* _Objective_: Word for word, repeat the entries, minus the pictures.

-- start of Given records --

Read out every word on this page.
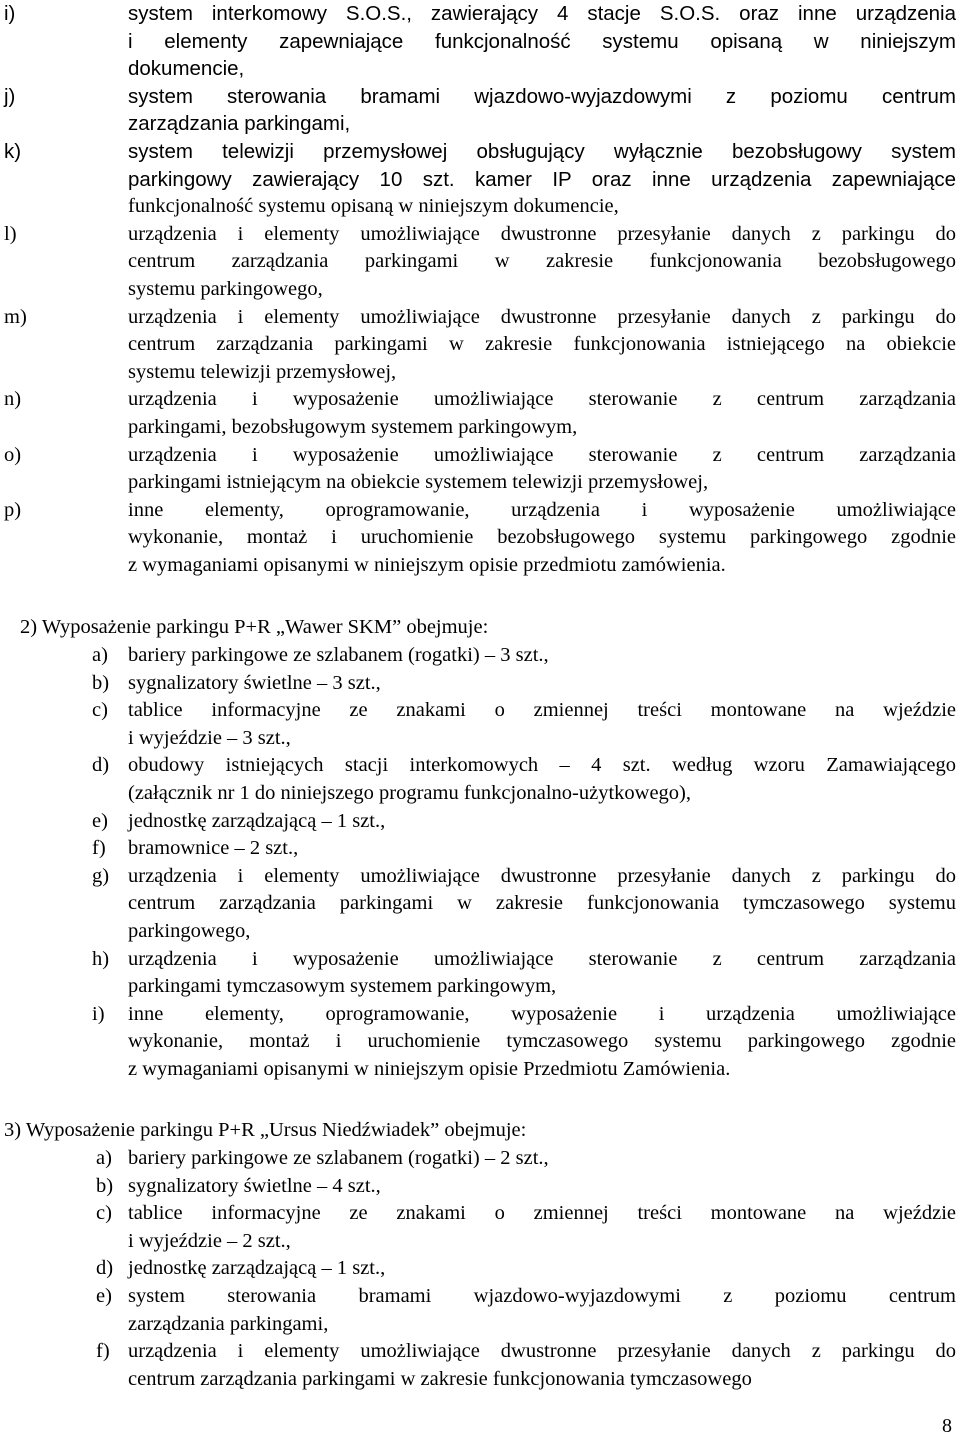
i)	system interkomowy S.O.S., zawierający 4 stacje S.O.S. oraz inne urządzenia
i elementy zapewniające funkcjonalność systemu opisaną w niniejszym
dokumencie,
j)	system sterowania bramami wjazdowo-wyjazdowymi z poziomu centrum
zarządzania parkingami,
k)	system telewizji przemysłowej obsługujący wyłącznie bezobsługowy system
parkingowy zawierający 10 szt. kamer IP oraz inne urządzenia zapewniające
funkcjonalność systemu opisaną w niniejszym dokumencie,
l)	urządzenia i elementy umożliwiające dwustronne przesyłanie danych z parkingu do
centrum zarządzania parkingami w zakresie funkcjonowania bezobsługowego
systemu parkingowego,
m)	urządzenia i elementy umożliwiające dwustronne przesyłanie danych z parkingu do
centrum zarządzania parkingami w zakresie funkcjonowania istniejącego na obiekcie
systemu telewizji przemysłowej,
n)	urządzenia i wyposażenie umożliwiające sterowanie z centrum zarządzania
parkingami, bezobsługowym systemem parkingowym,
o)	urządzenia i wyposażenie umożliwiające sterowanie z centrum zarządzania
parkingami istniejącym na obiekcie systemem telewizji przemysłowej,
p)	inne elementy, oprogramowanie, urządzenia i wyposażenie umożliwiające
wykonanie, montaż i uruchomienie bezobsługowego systemu parkingowego zgodnie
z wymaganiami opisanymi w niniejszym opisie przedmiotu zamówienia.
2) Wyposażenie parkingu P+R „Wawer SKM” obejmuje:
a) bariery parkingowe ze szlabanem (rogatki) – 3 szt.,
b) sygnalizatory świetlne – 3 szt.,
c) tablice informacyjne ze znakami o zmiennej treści montowane na wjeździe
i wyjeździe – 3 szt.,
d) obudowy istniejących stacji interkomowych – 4 szt. według wzoru Zamawiającego
(załącznik nr 1 do niniejszego programu funkcjonalno-użytkowego),
e) jednostkę zarządzającą – 1 szt.,
f) bramownice – 2 szt.,
g) urządzenia i elementy umożliwiające dwustronne przesyłanie danych z parkingu do
centrum zarządzania parkingami w zakresie funkcjonowania tymczasowego systemu
parkingowego,
h) urządzenia i wyposażenie umożliwiające sterowanie z centrum zarządzania
parkingami tymczasowym systemem parkingowym,
i) inne elementy, oprogramowanie, wyposażenie i urządzenia umożliwiające
wykonanie, montaż i uruchomienie tymczasowego systemu parkingowego zgodnie
z wymaganiami opisanymi w niniejszym opisie Przedmiotu Zamówienia.
3) Wyposażenie parkingu P+R „Ursus Niedźwiadek” obejmuje:
a) bariery parkingowe ze szlabanem (rogatki) – 2 szt.,
b) sygnalizatory świetlne – 4 szt.,
c) tablice informacyjne ze znakami o zmiennej treści montowane na wjeździe
i wyjeździe – 2 szt.,
d) jednostkę zarządzającą – 1 szt.,
e) system sterowania bramami wjazdowo-wyjazdowymi z poziomu centrum
zarządzania parkingami,
f) urządzenia i elementy umożliwiające dwustronne przesyłanie danych z parkingu do
centrum zarządzania parkingami w zakresie funkcjonowania tymczasowego
8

-- end of Given records --

* _Response to this task_:
Read out every word on this page.
i)	system interkomowy S.O.S., zawierający 4 stacje S.O.S. oraz inne urządzenia
i elementy zapewniające funkcjonalność systemu opisaną w niniejszym
dokumencie,
j)	system sterowania bramami wjazdowo-wyjazdowymi z poziomu centrum
zarządzania parkingami,
k)	system telewizji przemysłowej obsługujący wyłącznie bezobsługowy system
parkingowy zawierający 10 szt. kamer IP oraz inne urządzenia zapewniające
funkcjonalność systemu opisaną w niniejszym dokumencie,
l)	urządzenia i elementy umożliwiające dwustronne przesyłanie danych z parkingu do
centrum zarządzania parkingami w zakresie funkcjonowania bezobsługowego
systemu parkingowego,
m)	urządzenia i elementy umożliwiające dwustronne przesyłanie danych z parkingu do
centrum zarządzania parkingami w zakresie funkcjonowania istniejącego na obiekcie
systemu telewizji przemysłowej,
n)	urządzenia i wyposażenie umożliwiające sterowanie z centrum zarządzania
parkingami, bezobsługowym systemem parkingowym,
o)	urządzenia i wyposażenie umożliwiające sterowanie z centrum zarządzania
parkingami istniejącym na obiekcie systemem telewizji przemysłowej,
p)	inne elementy, oprogramowanie, urządzenia i wyposażenie umożliwiające
wykonanie, montaż i uruchomienie bezobsługowego systemu parkingowego zgodnie
z wymaganiami opisanymi w niniejszym opisie przedmiotu zamówienia.
2) Wyposażenie parkingu P+R „Wawer SKM” obejmuje:
a) bariery parkingowe ze szlabanem (rogatki) – 3 szt.,
b) sygnalizatory świetlne – 3 szt.,
c) tablice informacyjne ze znakami o zmiennej treści montowane na wjeździe
i wyjeździe – 3 szt.,
d) obudowy istniejących stacji interkomowych – 4 szt. według wzoru Zamawiającego
(załącznik nr 1 do niniejszego programu funkcjonalno-użytkowego),
e) jednostkę zarządzającą – 1 szt.,
f) bramownice – 2 szt.,
g) urządzenia i elementy umożliwiające dwustronne przesyłanie danych z parkingu do
centrum zarządzania parkingami w zakresie funkcjonowania tymczasowego systemu
parkingowego,
h) urządzenia i wyposażenie umożliwiające sterowanie z centrum zarządzania
parkingami tymczasowym systemem parkingowym,
i) inne elementy, oprogramowanie, wyposażenie i urządzenia umożliwiające
wykonanie, montaż i uruchomienie tymczasowego systemu parkingowego zgodnie
z wymaganiami opisanymi w niniejszym opisie Przedmiotu Zamówienia.
3) Wyposażenie parkingu P+R „Ursus Niedźwiadek” obejmuje:
a) bariery parkingowe ze szlabanem (rogatki) – 2 szt.,
b) sygnalizatory świetlne – 4 szt.,
c) tablice informacyjne ze znakami o zmiennej treści montowane na wjeździe
i wyjeździe – 2 szt.,
d) jednostkę zarządzającą – 1 szt.,
e) system sterowania bramami wjazdowo-wyjazdowymi z poziomu centrum
zarządzania parkingami,
f) urządzenia i elementy umożliwiające dwustronne przesyłanie danych z parkingu do
centrum zarządzania parkingami w zakresie funkcjonowania tymczasowego
8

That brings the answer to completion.